**Material supplied:**

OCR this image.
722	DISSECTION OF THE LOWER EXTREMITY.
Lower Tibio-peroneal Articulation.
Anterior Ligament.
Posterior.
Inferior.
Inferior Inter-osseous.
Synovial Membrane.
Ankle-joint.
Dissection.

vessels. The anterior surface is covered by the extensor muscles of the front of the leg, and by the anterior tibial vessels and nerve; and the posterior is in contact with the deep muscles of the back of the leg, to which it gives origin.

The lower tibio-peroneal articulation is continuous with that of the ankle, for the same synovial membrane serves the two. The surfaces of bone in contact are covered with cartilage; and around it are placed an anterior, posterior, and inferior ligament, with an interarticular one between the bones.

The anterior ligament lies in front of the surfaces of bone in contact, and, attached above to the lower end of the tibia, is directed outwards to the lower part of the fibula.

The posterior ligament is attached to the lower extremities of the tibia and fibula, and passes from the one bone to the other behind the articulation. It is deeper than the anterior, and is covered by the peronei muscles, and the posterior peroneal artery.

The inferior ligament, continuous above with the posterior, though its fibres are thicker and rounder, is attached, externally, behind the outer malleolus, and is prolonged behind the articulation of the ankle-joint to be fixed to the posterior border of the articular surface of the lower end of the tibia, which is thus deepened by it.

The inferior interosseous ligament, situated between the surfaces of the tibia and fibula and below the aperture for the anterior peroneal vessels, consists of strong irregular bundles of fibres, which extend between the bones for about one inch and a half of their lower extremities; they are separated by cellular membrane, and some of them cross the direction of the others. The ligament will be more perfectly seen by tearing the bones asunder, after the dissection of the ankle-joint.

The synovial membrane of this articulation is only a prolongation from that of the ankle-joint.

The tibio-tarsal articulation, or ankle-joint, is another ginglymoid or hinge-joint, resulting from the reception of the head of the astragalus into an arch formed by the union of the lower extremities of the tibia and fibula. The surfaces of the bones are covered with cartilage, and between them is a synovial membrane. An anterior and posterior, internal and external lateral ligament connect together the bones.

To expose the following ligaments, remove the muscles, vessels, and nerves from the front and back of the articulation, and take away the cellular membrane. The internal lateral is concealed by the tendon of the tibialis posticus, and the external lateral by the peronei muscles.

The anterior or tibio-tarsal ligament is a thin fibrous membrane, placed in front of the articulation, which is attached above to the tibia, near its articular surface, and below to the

**Problem to solve:** Write out each line of the data that holds the string "back".

**Response:**
vessels. The anterior surface is covered by the extensor muscles of the front of the leg, and by the anterior tibial vessels and nerve; and the posterior is in contact with the deep muscles of the back of the leg, to which it gives origin.
To expose the following ligaments, remove the muscles, vessels, and nerves from the front and back of the articulation, and take away the cellular membrane. The internal lateral is concealed by the tendon of the tibialis posticus, and the external lateral by the peronei muscles.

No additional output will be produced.